Brief: Return every entry in full, with no alterations.

Record set START

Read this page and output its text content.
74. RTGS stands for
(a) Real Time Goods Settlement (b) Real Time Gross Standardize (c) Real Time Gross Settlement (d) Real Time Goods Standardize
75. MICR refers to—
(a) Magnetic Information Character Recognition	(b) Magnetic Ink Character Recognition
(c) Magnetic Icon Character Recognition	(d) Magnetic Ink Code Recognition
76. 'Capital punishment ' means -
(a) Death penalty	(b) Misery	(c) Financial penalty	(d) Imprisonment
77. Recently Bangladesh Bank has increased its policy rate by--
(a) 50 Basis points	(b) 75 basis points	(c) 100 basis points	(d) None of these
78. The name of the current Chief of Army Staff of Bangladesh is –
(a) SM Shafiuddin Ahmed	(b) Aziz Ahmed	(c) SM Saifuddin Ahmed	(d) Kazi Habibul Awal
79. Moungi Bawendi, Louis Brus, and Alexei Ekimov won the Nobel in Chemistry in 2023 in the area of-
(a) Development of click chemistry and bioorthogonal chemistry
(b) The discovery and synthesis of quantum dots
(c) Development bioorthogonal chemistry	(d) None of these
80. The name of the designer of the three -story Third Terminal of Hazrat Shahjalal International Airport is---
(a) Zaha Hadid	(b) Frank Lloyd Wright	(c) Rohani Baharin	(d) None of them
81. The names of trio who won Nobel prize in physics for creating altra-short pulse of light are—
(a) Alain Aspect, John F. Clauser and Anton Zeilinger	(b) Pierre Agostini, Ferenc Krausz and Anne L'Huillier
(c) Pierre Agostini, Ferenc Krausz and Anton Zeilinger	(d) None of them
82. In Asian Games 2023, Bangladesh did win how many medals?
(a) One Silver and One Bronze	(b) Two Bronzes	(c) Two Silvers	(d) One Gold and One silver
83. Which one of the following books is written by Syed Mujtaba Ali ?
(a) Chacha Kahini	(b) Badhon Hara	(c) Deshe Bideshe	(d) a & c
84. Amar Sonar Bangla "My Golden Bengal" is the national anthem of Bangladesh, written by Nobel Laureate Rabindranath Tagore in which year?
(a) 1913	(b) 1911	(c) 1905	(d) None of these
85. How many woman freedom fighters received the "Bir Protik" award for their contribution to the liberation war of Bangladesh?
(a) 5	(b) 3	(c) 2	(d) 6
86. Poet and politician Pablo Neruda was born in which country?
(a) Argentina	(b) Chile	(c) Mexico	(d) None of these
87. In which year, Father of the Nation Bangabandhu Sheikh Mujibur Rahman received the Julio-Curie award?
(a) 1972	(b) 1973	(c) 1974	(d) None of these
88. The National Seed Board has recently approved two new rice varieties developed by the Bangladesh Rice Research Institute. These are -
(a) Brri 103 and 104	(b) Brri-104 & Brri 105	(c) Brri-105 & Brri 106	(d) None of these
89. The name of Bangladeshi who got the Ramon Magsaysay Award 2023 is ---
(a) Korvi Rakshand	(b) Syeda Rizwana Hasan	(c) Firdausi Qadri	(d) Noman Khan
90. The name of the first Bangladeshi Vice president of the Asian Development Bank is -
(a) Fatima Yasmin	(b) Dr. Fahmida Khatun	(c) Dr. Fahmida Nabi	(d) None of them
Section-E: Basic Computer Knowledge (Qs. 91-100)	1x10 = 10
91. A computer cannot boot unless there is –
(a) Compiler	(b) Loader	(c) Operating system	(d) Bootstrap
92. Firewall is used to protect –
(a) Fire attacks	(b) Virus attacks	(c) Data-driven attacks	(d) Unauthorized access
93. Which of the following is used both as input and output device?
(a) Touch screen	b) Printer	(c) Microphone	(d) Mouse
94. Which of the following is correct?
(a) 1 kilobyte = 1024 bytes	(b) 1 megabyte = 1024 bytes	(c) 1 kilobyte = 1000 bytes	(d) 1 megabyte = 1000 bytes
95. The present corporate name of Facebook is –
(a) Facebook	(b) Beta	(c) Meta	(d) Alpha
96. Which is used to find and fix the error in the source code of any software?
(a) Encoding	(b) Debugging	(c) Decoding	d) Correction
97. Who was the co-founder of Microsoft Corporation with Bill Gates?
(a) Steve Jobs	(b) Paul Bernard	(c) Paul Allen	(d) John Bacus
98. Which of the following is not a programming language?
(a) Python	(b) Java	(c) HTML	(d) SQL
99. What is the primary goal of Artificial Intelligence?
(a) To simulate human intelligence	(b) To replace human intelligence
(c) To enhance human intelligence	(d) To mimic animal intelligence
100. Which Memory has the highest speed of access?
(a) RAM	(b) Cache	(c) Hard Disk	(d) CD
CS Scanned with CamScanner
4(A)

Record set END

Solved exercise:
Read this page and output its text content.
74. RTGS stands for
(a) Real Time Goods Settlement (b) Real Time Gross Standardize (c) Real Time Gross Settlement (d) Real Time Goods Standardize
75. MICR refers to—
(a) Magnetic Information Character Recognition	(b) Magnetic Ink Character Recognition
(c) Magnetic Icon Character Recognition	(d) Magnetic Ink Code Recognition
76. 'Capital punishment ' means -
(a) Death penalty	(b) Misery	(c) Financial penalty	(d) Imprisonment
77. Recently Bangladesh Bank has increased its policy rate by--
(a) 50 Basis points	(b) 75 basis points	(c) 100 basis points	(d) None of these
78. The name of the current Chief of Army Staff of Bangladesh is –
(a) SM Shafiuddin Ahmed	(b) Aziz Ahmed	(c) SM Saifuddin Ahmed	(d) Kazi Habibul Awal
79. Moungi Bawendi, Louis Brus, and Alexei Ekimov won the Nobel in Chemistry in 2023 in the area of-
(a) Development of click chemistry and bioorthogonal chemistry
(b) The discovery and synthesis of quantum dots
(c) Development bioorthogonal chemistry	(d) None of these
80. The name of the designer of the three -story Third Terminal of Hazrat Shahjalal International Airport is---
(a) Zaha Hadid	(b) Frank Lloyd Wright	(c) Rohani Baharin	(d) None of them
81. The names of trio who won Nobel prize in physics for creating altra-short pulse of light are—
(a) Alain Aspect, John F. Clauser and Anton Zeilinger	(b) Pierre Agostini, Ferenc Krausz and Anne L'Huillier
(c) Pierre Agostini, Ferenc Krausz and Anton Zeilinger	(d) None of them
82. In Asian Games 2023, Bangladesh did win how many medals?
(a) One Silver and One Bronze	(b) Two Bronzes	(c) Two Silvers	(d) One Gold and One silver
83. Which one of the following books is written by Syed Mujtaba Ali ?
(a) Chacha Kahini	(b) Badhon Hara	(c) Deshe Bideshe	(d) a & c
84. Amar Sonar Bangla "My Golden Bengal" is the national anthem of Bangladesh, written by Nobel Laureate Rabindranath Tagore in which year?
(a) 1913	(b) 1911	(c) 1905	(d) None of these
85. How many woman freedom fighters received the "Bir Protik" award for their contribution to the liberation war of Bangladesh?
(a) 5	(b) 3	(c) 2	(d) 6
86. Poet and politician Pablo Neruda was born in which country?
(a) Argentina	(b) Chile	(c) Mexico	(d) None of these
87. In which year, Father of the Nation Bangabandhu Sheikh Mujibur Rahman received the Julio-Curie award?
(a) 1972	(b) 1973	(c) 1974	(d) None of these
88. The National Seed Board has recently approved two new rice varieties developed by the Bangladesh Rice Research Institute. These are -
(a) Brri 103 and 104	(b) Brri-104 & Brri 105	(c) Brri-105 & Brri 106	(d) None of these
89. The name of Bangladeshi who got the Ramon Magsaysay Award 2023 is ---
(a) Korvi Rakshand	(b) Syeda Rizwana Hasan	(c) Firdausi Qadri	(d) Noman Khan
90. The name of the first Bangladeshi Vice president of the Asian Development Bank is -
(a) Fatima Yasmin	(b) Dr. Fahmida Khatun	(c) Dr. Fahmida Nabi	(d) None of them
Section-E: Basic Computer Knowledge (Qs. 91-100)	1x10 = 10
91. A computer cannot boot unless there is –
(a) Compiler	(b) Loader	(c) Operating system	(d) Bootstrap
92. Firewall is used to protect –
(a) Fire attacks	(b) Virus attacks	(c) Data-driven attacks	(d) Unauthorized access
93. Which of the following is used both as input and output device?
(a) Touch screen	b) Printer	(c) Microphone	(d) Mouse
94. Which of the following is correct?
(a) 1 kilobyte = 1024 bytes	(b) 1 megabyte = 1024 bytes	(c) 1 kilobyte = 1000 bytes	(d) 1 megabyte = 1000 bytes
95. The present corporate name of Facebook is –
(a) Facebook	(b) Beta	(c) Meta	(d) Alpha
96. Which is used to find and fix the error in the source code of any software?
(a) Encoding	(b) Debugging	(c) Decoding	d) Correction
97. Who was the co-founder of Microsoft Corporation with Bill Gates?
(a) Steve Jobs	(b) Paul Bernard	(c) Paul Allen	(d) John Bacus
98. Which of the following is not a programming language?
(a) Python	(b) Java	(c) HTML	(d) SQL
99. What is the primary goal of Artificial Intelligence?
(a) To simulate human intelligence	(b) To replace human intelligence
(c) To enhance human intelligence	(d) To mimic animal intelligence
100. Which Memory has the highest speed of access?
(a) RAM	(b) Cache	(c) Hard Disk	(d) CD
CS Scanned with CamScanner
4(A)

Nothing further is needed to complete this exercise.